Objective: Each line of the material below should be reproduced exactly.

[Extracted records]
....................

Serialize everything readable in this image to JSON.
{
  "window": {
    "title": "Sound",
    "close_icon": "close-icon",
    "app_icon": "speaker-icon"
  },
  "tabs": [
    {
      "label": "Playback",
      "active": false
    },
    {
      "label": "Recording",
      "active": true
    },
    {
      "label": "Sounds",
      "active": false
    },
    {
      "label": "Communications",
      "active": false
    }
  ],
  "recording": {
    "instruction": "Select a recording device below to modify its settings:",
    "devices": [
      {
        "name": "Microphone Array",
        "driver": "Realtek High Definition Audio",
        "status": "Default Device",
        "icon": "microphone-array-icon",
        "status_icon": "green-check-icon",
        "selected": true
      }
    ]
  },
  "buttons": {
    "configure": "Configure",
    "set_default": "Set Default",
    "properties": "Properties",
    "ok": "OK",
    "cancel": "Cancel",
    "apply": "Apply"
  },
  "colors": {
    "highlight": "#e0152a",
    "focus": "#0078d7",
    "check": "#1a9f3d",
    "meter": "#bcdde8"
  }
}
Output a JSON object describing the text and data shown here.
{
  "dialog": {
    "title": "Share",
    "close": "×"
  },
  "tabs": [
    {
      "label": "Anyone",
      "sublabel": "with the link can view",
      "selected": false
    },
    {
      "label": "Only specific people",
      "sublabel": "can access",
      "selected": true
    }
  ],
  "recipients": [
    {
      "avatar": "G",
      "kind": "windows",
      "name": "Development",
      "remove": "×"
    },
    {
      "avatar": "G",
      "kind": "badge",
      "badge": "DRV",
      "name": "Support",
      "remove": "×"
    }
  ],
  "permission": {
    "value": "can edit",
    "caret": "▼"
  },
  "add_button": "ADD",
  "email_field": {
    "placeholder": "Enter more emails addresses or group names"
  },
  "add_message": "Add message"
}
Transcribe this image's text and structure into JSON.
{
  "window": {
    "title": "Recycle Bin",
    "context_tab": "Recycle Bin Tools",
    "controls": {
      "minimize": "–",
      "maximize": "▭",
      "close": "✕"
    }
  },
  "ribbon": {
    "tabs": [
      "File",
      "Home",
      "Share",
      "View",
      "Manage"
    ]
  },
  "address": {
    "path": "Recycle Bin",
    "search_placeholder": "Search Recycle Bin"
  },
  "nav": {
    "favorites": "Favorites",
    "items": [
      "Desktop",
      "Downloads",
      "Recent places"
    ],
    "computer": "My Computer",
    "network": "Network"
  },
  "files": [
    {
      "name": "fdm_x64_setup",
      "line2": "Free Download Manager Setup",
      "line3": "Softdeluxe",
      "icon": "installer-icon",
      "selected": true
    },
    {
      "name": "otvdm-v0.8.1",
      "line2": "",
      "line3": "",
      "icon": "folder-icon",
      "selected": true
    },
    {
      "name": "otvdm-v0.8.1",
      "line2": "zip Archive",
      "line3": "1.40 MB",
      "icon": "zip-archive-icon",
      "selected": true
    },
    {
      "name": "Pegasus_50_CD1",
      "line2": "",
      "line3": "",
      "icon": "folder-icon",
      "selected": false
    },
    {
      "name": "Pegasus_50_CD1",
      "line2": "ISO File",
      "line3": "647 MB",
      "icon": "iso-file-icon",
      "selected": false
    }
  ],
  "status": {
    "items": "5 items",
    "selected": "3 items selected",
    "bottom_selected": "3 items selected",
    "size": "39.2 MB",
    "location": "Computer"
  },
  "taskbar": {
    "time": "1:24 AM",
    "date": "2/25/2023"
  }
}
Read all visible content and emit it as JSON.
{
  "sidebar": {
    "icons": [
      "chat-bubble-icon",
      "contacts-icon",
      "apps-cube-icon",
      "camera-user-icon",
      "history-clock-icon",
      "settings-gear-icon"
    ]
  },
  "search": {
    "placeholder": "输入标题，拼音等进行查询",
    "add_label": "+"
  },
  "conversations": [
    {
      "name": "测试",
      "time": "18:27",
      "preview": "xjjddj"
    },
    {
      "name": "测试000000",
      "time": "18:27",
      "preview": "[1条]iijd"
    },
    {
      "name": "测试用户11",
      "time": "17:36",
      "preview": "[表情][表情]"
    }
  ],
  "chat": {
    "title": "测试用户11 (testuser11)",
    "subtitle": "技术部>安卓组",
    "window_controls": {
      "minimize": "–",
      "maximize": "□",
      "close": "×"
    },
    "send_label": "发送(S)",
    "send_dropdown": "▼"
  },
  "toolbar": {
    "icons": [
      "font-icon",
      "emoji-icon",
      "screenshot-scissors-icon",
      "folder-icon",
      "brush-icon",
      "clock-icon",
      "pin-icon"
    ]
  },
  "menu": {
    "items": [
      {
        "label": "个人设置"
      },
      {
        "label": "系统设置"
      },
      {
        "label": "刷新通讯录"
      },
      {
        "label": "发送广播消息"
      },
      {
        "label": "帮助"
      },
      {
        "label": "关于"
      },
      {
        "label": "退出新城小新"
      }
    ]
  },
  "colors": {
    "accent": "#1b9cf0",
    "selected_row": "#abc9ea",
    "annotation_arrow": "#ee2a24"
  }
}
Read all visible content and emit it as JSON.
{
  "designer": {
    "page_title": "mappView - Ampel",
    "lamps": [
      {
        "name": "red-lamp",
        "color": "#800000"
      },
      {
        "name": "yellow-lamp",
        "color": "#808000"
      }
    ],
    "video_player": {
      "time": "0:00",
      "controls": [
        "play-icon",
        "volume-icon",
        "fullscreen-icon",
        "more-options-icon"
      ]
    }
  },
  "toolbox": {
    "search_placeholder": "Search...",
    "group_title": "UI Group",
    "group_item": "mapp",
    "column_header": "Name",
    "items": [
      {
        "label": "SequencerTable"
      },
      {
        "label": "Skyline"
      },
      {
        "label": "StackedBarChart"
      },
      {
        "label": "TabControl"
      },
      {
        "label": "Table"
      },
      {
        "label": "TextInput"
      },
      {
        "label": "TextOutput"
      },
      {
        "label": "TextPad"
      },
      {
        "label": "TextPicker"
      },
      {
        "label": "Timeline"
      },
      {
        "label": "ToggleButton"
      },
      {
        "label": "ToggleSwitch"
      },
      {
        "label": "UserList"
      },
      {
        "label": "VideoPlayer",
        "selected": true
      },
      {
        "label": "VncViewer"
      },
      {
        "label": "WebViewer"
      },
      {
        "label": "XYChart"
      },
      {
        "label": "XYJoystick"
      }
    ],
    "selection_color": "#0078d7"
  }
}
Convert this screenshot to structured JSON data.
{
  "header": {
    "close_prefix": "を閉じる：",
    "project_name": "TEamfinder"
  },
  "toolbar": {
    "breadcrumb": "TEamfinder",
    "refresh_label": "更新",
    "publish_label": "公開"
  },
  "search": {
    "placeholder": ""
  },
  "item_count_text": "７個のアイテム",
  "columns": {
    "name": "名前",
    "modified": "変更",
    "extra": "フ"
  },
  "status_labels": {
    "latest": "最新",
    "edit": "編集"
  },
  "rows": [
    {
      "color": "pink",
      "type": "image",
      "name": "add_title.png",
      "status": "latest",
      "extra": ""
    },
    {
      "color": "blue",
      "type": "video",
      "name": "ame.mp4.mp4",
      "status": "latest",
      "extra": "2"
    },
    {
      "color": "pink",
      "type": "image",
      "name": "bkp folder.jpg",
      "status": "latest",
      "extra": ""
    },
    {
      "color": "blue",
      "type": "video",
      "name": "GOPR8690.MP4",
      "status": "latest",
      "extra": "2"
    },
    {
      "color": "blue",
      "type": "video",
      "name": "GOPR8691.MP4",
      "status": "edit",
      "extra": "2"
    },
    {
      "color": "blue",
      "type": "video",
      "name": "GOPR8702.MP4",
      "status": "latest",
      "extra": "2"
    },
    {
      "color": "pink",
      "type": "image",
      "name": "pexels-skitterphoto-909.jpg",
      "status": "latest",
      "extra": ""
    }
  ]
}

....................

Finished answer:
Serialize everything readable in this image to JSON.
{
  "window": {
    "title": "Sound",
    "close_icon": "close-icon",
    "app_icon": "speaker-icon"
  },
  "tabs": [
    {
      "label": "Playback",
      "active": false
    },
    {
      "label": "Recording",
      "active": true
    },
    {
      "label": "Sounds",
      "active": false
    },
    {
      "label": "Communications",
      "active": false
    }
  ],
  "recording": {
    "instruction": "Select a recording device below to modify its settings:",
    "devices": [
      {
        "name": "Microphone Array",
        "driver": "Realtek High Definition Audio",
        "status": "Default Device",
        "icon": "microphone-array-icon",
        "status_icon": "green-check-icon",
        "selected": true
      }
    ]
  },
  "buttons": {
    "configure": "Configure",
    "set_default": "Set Default",
    "properties": "Properties",
    "ok": "OK",
    "cancel": "Cancel",
    "apply": "Apply"
  },
  "colors": {
    "highlight": "#e0152a",
    "focus": "#0078d7",
    "check": "#1a9f3d",
    "meter": "#bcdde8"
  }
}
Output a JSON object describing the text and data shown here.
{
  "dialog": {
    "title": "Share",
    "close": "×"
  },
  "tabs": [
    {
      "label": "Anyone",
      "sublabel": "with the link can view",
      "selected": false
    },
    {
      "label": "Only specific people",
      "sublabel": "can access",
      "selected": true
    }
  ],
  "recipients": [
    {
      "avatar": "G",
      "kind": "windows",
      "name": "Development",
      "remove": "×"
    },
    {
      "avatar": "G",
      "kind": "badge",
      "badge": "DRV",
      "name": "Support",
      "remove": "×"
    }
  ],
  "permission": {
    "value": "can edit",
    "caret": "▼"
  },
  "add_button": "ADD",
  "email_field": {
    "placeholder": "Enter more emails addresses or group names"
  },
  "add_message": "Add message"
}
Transcribe this image's text and structure into JSON.
{
  "window": {
    "title": "Recycle Bin",
    "context_tab": "Recycle Bin Tools",
    "controls": {
      "minimize": "–",
      "maximize": "▭",
      "close": "✕"
    }
  },
  "ribbon": {
    "tabs": [
      "File",
      "Home",
      "Share",
      "View",
      "Manage"
    ]
  },
  "address": {
    "path": "Recycle Bin",
    "search_placeholder": "Search Recycle Bin"
  },
  "nav": {
    "favorites": "Favorites",
    "items": [
      "Desktop",
      "Downloads",
      "Recent places"
    ],
    "computer": "My Computer",
    "network": "Network"
  },
  "files": [
    {
      "name": "fdm_x64_setup",
      "line2": "Free Download Manager Setup",
      "line3": "Softdeluxe",
      "icon": "installer-icon",
      "selected": true
    },
    {
      "name": "otvdm-v0.8.1",
      "line2": "",
      "line3": "",
      "icon": "folder-icon",
      "selected": true
    },
    {
      "name": "otvdm-v0.8.1",
      "line2": "zip Archive",
      "line3": "1.40 MB",
      "icon": "zip-archive-icon",
      "selected": true
    },
    {
      "name": "Pegasus_50_CD1",
      "line2": "",
      "line3": "",
      "icon": "folder-icon",
      "selected": false
    },
    {
      "name": "Pegasus_50_CD1",
      "line2": "ISO File",
      "line3": "647 MB",
      "icon": "iso-file-icon",
      "selected": false
    }
  ],
  "status": {
    "items": "5 items",
    "selected": "3 items selected",
    "bottom_selected": "3 items selected",
    "size": "39.2 MB",
    "location": "Computer"
  },
  "taskbar": {
    "time": "1:24 AM",
    "date": "2/25/2023"
  }
}
Read all visible content and emit it as JSON.
{
  "sidebar": {
    "icons": [
      "chat-bubble-icon",
      "contacts-icon",
      "apps-cube-icon",
      "camera-user-icon",
      "history-clock-icon",
      "settings-gear-icon"
    ]
  },
  "search": {
    "placeholder": "输入标题，拼音等进行查询",
    "add_label": "+"
  },
  "conversations": [
    {
      "name": "测试",
      "time": "18:27",
      "preview": "xjjddj"
    },
    {
      "name": "测试000000",
      "time": "18:27",
      "preview": "[1条]iijd"
    },
    {
      "name": "测试用户11",
      "time": "17:36",
      "preview": "[表情][表情]"
    }
  ],
  "chat": {
    "title": "测试用户11 (testuser11)",
    "subtitle": "技术部>安卓组",
    "window_controls": {
      "minimize": "–",
      "maximize": "□",
      "close": "×"
    },
    "send_label": "发送(S)",
    "send_dropdown": "▼"
  },
  "toolbar": {
    "icons": [
      "font-icon",
      "emoji-icon",
      "screenshot-scissors-icon",
      "folder-icon",
      "brush-icon",
      "clock-icon",
      "pin-icon"
    ]
  },
  "menu": {
    "items": [
      {
        "label": "个人设置"
      },
      {
        "label": "系统设置"
      },
      {
        "label": "刷新通讯录"
      },
      {
        "label": "发送广播消息"
      },
      {
        "label": "帮助"
      },
      {
        "label": "关于"
      },
      {
        "label": "退出新城小新"
      }
    ]
  },
  "colors": {
    "accent": "#1b9cf0",
    "selected_row": "#abc9ea",
    "annotation_arrow": "#ee2a24"
  }
}
Read all visible content and emit it as JSON.
{
  "designer": {
    "page_title": "mappView - Ampel",
    "lamps": [
      {
        "name": "red-lamp",
        "color": "#800000"
      },
      {
        "name": "yellow-lamp",
        "color": "#808000"
      }
    ],
    "video_player": {
      "time": "0:00",
      "controls": [
        "play-icon",
        "volume-icon",
        "fullscreen-icon",
        "more-options-icon"
      ]
    }
  },
  "toolbox": {
    "search_placeholder": "Search...",
    "group_title": "UI Group",
    "group_item": "mapp",
    "column_header": "Name",
    "items": [
      {
        "label": "SequencerTable"
      },
      {
        "label": "Skyline"
      },
      {
        "label": "StackedBarChart"
      },
      {
        "label": "TabControl"
      },
      {
        "label": "Table"
      },
      {
        "label": "TextInput"
      },
      {
        "label": "TextOutput"
      },
      {
        "label": "TextPad"
      },
      {
        "label": "TextPicker"
      },
      {
        "label": "Timeline"
      },
      {
        "label": "ToggleButton"
      },
      {
        "label": "ToggleSwitch"
      },
      {
        "label": "UserList"
      },
      {
        "label": "VideoPlayer",
        "selected": true
      },
      {
        "label": "VncViewer"
      },
      {
        "label": "WebViewer"
      },
      {
        "label": "XYChart"
      },
      {
        "label": "XYJoystick"
      }
    ],
    "selection_color": "#0078d7"
  }
}
Convert this screenshot to structured JSON data.
{
  "header": {
    "close_prefix": "を閉じる：",
    "project_name": "TEamfinder"
  },
  "toolbar": {
    "breadcrumb": "TEamfinder",
    "refresh_label": "更新",
    "publish_label": "公開"
  },
  "search": {
    "placeholder": ""
  },
  "item_count_text": "７個のアイテム",
  "columns": {
    "name": "名前",
    "modified": "変更",
    "extra": "フ"
  },
  "status_labels": {
    "latest": "最新",
    "edit": "編集"
  },
  "rows": [
    {
      "color": "pink",
      "type": "image",
      "name": "add_title.png",
      "status": "latest",
      "extra": ""
    },
    {
      "color": "blue",
      "type": "video",
      "name": "ame.mp4.mp4",
      "status": "latest",
      "extra": "2"
    },
    {
      "color": "pink",
      "type": "image",
      "name": "bkp folder.jpg",
      "status": "latest",
      "extra": ""
    },
    {
      "color": "blue",
      "type": "video",
      "name": "GOPR8690.MP4",
      "status": "latest",
      "extra": "2"
    },
    {
      "color": "blue",
      "type": "video",
      "name": "GOPR8691.MP4",
      "status": "edit",
      "extra": "2"
    },
    {
      "color": "blue",
      "type": "video",
      "name": "GOPR8702.MP4",
      "status": "latest",
      "extra": "2"
    },
    {
      "color": "pink",
      "type": "image",
      "name": "pexels-skitterphoto-909.jpg",
      "status": "latest",
      "extra": ""
    }
  ]
}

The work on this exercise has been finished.